◆ **Short exercise**
Find how many lines of the listing below include the word "човѣщина", then report the number by itself.

#### Records for the task ####

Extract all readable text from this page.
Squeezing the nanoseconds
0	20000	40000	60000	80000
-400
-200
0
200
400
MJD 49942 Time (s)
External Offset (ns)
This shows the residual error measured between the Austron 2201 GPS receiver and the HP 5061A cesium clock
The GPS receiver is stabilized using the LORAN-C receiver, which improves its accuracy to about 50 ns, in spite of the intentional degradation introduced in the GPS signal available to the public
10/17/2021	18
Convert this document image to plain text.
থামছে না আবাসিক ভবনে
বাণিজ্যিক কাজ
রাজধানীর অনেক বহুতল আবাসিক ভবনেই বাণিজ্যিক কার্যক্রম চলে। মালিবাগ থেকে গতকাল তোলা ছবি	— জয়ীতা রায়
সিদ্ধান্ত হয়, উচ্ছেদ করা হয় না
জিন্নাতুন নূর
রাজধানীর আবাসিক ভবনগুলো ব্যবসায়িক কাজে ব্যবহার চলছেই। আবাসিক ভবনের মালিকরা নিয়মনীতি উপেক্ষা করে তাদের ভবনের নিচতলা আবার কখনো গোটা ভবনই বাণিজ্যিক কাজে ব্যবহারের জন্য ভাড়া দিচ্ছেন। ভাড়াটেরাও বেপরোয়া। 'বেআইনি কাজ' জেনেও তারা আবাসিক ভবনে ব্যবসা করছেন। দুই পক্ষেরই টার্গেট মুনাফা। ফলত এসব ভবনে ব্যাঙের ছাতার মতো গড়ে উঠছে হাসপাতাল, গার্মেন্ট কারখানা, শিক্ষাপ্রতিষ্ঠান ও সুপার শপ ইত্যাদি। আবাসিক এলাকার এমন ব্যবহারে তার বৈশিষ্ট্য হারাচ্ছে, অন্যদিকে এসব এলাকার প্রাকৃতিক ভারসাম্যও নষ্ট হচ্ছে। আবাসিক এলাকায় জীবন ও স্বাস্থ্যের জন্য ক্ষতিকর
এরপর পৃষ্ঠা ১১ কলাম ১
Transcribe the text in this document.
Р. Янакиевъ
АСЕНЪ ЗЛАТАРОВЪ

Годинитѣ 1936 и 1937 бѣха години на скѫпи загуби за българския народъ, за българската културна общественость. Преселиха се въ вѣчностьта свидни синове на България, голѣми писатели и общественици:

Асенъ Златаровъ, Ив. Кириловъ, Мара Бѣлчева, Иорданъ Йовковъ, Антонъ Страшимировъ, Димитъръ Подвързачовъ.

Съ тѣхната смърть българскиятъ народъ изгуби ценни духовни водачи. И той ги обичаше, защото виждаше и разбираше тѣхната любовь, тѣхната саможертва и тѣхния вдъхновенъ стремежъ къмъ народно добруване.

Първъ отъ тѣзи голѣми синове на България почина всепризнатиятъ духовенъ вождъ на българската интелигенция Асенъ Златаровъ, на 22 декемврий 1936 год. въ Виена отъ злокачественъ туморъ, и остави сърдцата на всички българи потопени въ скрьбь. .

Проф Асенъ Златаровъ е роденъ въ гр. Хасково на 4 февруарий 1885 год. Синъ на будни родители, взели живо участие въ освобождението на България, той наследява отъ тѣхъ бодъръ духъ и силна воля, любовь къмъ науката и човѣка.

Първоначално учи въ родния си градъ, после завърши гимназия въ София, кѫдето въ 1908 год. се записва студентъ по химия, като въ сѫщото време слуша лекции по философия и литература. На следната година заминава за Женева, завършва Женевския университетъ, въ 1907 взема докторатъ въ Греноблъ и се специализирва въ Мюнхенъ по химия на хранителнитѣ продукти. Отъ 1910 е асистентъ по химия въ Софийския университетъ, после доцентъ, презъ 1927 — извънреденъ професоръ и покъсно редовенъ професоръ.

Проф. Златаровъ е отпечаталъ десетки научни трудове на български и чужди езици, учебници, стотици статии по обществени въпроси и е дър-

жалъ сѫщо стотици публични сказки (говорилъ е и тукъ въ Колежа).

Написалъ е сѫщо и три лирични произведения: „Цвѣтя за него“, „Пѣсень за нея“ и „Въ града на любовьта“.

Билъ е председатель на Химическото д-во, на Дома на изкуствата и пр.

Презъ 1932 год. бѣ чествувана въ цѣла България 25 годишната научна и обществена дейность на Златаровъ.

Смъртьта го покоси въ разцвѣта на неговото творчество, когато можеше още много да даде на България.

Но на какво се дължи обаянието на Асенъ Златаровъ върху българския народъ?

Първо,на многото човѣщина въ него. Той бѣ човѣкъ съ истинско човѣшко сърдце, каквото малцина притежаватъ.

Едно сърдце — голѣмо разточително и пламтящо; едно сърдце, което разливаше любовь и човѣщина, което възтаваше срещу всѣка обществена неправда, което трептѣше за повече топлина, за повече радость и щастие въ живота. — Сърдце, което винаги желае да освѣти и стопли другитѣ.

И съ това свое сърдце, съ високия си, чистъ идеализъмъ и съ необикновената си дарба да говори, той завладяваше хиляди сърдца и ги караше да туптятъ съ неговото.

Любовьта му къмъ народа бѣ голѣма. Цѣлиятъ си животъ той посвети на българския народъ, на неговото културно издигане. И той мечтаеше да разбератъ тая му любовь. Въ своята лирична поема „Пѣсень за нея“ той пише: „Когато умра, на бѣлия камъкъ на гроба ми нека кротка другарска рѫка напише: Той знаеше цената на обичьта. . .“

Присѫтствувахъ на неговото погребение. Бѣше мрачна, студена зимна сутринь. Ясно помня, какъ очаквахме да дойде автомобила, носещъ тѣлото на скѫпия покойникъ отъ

####

◆ **Answer to this problem**
2